The dispensaries, most of which plan to join the recreational market, argue along with public health advocates and some legislators that such operations would undercut the investments they were required to make under the state’s more onerous medical cannabis regulations, be difficult to regulate, and risk inviting a crackdown by federal law enforcement. And, like Baker’s office, they question the capacity of the cannabis commission to oversee so many different types of businesses.
“The residents of Massachusetts expect the [cannabis commission] to walk with confidence before it runs,” said David Torrisi, a former state legislator who heads the Commonwealth Dispensary Association industry group.
But on the other side are activists and entrepreneurs who say an expansive recreational licensing system with low barriers to entry will give consumers more choices and create a more equitable industry.
They have accused the dispensaries of seeking protectionist policies, and said Tuesday that Baker’s stance on the novel licenses would reduce the opportunities available to less-established players. That would undercut, they said, the marijuana law’s mandate that minorities and other marginalized communities saddled with disproportionately high arrest rates for drug crimes be included in the cannabis industry.

▸ **ENTRIES SHOWN**:
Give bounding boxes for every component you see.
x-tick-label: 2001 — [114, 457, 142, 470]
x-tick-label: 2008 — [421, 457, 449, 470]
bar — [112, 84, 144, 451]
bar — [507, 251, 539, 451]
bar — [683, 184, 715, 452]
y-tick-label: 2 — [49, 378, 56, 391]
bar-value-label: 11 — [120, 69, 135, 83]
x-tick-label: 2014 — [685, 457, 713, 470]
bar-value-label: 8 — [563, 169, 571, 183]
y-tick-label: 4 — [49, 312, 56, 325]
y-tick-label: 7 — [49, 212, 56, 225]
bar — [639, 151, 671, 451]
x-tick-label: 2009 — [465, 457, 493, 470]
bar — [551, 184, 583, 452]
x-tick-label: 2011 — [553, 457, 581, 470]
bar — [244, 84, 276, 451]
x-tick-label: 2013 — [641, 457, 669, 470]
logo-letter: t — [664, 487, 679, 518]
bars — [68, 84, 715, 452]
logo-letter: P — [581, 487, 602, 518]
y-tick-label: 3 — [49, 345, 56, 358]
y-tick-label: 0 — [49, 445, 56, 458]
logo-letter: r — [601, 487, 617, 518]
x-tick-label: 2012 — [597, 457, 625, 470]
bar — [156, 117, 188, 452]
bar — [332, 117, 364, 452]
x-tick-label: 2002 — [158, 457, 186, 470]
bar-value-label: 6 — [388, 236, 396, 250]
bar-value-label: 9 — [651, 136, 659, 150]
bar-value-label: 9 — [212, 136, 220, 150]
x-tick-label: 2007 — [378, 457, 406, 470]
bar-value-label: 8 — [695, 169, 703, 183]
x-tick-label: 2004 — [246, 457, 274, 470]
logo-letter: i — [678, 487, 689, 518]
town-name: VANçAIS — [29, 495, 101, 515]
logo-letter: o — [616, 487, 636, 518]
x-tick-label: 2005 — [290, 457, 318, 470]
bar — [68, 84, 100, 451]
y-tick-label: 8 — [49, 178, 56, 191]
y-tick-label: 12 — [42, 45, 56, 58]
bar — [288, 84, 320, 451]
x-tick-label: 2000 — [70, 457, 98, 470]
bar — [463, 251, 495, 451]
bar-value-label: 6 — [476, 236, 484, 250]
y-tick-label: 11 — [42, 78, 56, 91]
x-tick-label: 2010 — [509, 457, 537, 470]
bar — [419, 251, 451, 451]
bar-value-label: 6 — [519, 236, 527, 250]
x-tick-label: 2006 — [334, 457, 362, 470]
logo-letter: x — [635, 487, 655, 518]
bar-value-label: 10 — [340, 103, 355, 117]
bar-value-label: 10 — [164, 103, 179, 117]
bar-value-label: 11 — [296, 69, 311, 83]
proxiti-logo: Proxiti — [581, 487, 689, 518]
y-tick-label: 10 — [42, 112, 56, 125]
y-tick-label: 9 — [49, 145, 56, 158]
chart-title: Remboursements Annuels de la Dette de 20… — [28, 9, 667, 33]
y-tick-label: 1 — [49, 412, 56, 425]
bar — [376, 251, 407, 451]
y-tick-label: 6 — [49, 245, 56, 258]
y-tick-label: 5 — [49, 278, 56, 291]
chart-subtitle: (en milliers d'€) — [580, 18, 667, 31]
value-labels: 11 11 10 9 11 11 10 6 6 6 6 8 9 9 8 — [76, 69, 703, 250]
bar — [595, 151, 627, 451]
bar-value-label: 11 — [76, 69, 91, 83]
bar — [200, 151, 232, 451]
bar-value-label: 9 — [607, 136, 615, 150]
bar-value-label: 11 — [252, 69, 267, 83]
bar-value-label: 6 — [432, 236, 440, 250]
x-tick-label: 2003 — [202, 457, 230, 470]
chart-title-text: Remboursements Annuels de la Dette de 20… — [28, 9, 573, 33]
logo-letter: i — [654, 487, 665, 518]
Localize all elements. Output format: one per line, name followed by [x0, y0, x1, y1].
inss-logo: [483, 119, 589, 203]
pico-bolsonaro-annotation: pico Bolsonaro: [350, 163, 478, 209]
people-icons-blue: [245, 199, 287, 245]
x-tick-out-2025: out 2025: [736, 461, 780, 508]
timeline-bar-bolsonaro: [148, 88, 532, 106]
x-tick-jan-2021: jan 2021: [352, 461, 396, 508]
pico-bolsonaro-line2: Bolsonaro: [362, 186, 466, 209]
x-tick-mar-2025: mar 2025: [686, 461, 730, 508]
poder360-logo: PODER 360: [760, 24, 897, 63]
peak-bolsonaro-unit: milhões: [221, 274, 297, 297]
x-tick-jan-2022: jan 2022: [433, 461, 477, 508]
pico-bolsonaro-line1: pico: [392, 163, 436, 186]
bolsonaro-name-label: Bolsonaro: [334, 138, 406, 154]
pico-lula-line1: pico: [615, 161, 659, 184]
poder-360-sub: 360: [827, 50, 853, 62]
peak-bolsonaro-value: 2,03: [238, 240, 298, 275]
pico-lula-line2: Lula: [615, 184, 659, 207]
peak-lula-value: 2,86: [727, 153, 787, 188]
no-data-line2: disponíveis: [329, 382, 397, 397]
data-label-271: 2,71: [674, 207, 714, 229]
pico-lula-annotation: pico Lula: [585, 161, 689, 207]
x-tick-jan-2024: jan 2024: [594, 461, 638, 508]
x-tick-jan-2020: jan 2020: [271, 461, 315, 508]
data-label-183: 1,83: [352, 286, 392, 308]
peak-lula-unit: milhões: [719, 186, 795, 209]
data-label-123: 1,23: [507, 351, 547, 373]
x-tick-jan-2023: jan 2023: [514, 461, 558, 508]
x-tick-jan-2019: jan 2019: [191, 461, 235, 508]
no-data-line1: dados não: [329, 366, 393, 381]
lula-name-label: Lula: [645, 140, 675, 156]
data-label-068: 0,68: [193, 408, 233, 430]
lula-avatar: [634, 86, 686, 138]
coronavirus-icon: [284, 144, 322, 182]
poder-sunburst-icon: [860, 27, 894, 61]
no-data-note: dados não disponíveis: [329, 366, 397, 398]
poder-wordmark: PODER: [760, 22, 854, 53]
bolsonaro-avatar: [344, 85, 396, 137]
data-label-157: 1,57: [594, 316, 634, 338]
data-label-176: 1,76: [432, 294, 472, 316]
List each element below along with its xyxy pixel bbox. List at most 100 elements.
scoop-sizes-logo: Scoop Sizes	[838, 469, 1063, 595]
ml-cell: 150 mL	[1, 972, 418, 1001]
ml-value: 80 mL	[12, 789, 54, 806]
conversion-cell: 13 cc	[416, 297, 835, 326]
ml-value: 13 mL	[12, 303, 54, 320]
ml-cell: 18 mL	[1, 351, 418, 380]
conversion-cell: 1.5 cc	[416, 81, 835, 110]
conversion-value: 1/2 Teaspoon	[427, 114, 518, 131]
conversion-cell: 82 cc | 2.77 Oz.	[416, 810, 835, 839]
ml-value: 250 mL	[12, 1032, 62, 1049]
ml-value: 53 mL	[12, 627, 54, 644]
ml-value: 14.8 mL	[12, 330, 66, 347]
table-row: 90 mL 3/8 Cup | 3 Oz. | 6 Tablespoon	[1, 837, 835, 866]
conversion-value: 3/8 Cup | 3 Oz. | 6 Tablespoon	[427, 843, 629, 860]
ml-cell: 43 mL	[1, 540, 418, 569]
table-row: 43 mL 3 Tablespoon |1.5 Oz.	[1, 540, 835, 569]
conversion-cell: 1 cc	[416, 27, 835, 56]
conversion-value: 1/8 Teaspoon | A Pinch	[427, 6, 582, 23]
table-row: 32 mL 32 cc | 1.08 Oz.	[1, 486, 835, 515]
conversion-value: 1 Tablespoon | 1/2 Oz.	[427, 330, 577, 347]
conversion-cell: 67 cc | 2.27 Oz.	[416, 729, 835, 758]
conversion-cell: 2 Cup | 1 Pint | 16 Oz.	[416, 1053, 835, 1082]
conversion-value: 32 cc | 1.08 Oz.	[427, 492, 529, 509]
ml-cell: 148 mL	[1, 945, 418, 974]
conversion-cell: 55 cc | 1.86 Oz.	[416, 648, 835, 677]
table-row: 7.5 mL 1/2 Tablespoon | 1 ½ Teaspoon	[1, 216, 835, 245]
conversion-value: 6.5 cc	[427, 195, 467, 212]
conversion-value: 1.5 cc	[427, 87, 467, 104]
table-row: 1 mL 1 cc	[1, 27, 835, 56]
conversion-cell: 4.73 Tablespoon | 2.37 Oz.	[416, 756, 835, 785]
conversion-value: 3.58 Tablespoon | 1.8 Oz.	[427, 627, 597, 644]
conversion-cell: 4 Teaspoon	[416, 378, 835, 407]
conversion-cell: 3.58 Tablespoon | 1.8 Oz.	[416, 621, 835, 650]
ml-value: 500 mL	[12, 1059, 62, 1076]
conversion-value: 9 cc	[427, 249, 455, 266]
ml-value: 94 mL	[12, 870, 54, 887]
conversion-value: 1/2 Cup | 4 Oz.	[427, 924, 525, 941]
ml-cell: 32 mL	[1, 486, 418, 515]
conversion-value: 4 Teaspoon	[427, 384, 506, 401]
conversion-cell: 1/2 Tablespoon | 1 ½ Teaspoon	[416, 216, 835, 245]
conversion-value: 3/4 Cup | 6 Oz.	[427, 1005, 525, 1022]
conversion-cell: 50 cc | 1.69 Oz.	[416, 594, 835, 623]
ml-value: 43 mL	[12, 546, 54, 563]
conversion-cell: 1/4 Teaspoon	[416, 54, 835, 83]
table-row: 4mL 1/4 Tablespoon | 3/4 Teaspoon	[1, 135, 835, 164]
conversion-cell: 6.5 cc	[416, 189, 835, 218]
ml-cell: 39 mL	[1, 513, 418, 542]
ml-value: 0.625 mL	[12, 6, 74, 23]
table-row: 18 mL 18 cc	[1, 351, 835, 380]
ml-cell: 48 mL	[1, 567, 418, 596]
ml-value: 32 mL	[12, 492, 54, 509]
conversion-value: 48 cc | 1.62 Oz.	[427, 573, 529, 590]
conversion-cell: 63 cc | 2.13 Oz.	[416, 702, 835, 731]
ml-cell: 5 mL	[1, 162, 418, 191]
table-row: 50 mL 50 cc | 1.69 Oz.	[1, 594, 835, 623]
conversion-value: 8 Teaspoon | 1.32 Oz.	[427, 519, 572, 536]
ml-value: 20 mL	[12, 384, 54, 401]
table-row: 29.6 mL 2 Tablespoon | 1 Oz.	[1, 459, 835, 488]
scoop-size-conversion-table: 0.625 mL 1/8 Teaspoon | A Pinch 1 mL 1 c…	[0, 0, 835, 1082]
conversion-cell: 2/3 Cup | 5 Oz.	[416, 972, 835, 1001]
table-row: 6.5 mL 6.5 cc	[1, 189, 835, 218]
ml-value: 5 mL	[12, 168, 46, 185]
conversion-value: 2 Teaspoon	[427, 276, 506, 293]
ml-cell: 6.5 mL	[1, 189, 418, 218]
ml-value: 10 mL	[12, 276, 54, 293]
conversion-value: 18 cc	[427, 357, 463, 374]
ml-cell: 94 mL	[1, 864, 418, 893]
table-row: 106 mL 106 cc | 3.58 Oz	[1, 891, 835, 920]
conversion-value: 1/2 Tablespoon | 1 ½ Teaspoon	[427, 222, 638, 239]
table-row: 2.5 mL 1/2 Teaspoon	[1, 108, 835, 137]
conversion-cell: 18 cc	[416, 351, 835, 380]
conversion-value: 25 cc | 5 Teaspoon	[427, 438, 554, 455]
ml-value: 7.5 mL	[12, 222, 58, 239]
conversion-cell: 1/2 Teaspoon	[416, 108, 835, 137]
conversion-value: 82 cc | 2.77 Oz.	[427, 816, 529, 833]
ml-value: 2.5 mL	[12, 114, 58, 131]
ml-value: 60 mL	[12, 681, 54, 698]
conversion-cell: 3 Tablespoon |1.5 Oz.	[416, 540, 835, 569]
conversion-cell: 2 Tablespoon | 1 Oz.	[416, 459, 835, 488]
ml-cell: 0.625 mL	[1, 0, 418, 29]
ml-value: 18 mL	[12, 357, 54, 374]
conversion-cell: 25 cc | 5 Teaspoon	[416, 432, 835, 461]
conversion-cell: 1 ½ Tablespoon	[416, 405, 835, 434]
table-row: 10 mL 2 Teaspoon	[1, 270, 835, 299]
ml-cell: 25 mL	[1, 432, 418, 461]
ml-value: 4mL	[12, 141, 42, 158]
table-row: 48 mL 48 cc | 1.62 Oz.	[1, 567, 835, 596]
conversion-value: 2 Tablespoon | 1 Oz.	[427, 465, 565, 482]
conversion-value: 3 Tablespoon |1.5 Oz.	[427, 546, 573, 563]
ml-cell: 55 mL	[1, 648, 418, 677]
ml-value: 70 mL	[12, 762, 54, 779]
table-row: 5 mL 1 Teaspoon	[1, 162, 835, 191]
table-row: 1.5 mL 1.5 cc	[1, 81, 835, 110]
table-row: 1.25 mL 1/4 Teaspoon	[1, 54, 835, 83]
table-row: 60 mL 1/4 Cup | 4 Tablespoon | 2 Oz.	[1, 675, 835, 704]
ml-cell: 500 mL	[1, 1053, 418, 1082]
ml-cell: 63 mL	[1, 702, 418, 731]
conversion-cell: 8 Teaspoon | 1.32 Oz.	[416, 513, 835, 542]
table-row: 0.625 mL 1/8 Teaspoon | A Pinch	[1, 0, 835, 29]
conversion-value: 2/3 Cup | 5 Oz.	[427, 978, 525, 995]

▸ **EXERCISE TASKS**:
1. Set down the part of the passage on Massachusetts cannabis licensing starting with "The dispensaries, most" and going on through "types of businesses.".
2. Answer these questions from the passage on Massachusetts cannabis licensing:
(a) Who heads the Commonwealth Dispensary Association industry group?
(b) What do the dispensaries and Baker's office both question?
(c) What two things do activists and entrepreneurs say an expansive recreational licensing system with low barriers to entry would do?
3. Write what comes next in the passage on Massachusetts cannabis licensing, starting after its last sentence.
The lines come from a different source than the text about Massachusetts cannabis licensing.

▸ **ANSWERS BELOW**:
1.
The dispensaries, most of which plan to join the recreational market, argue along with public health advocates and some legislators that such operations would undercut the investments they were required to make under the state’s more onerous medical cannabis regulations, be difficult to regulate, and risk inviting a crackdown by federal law enforcement. And, like Baker’s office, they question the capacity of the cannabis commission to oversee so many different types of businesses.

2.
(a) David Torrisi, a former state legislator.
(b) The capacity of the cannabis commission to oversee so many different types of businesses.
(c) Give consumers more choices and create a more equitable industry.

3.
Similarly, activists decried Baker’s proposal to give officials essentially unlimited discretion over who can work in the industry, saying that without clear, objective standards, bias could seep into the process.
“It opens you up to discriminatory practices,” said TaShonda Vincent-Lee, who cofounded the marijuana networking group ELEVATE New England. “We’re right back to the haves and have-nots.”
And without marijuana bars or cafes, Vincent-Lee added, medical marijuana patients and pot consumers who live in federally subsidized housing will have nowhere to legally use the drug, thanks to the state’s ban on public consumption and the federal prohibition on pot.
Kris Krane, a cannabis attorney and investor, said the Baker administration is underestimating the cannabis commission — and forgetting that the state has already delayed pot sales once, from January to July.
“I think the [commission] can walk and chew gum at the same time,” Krane said.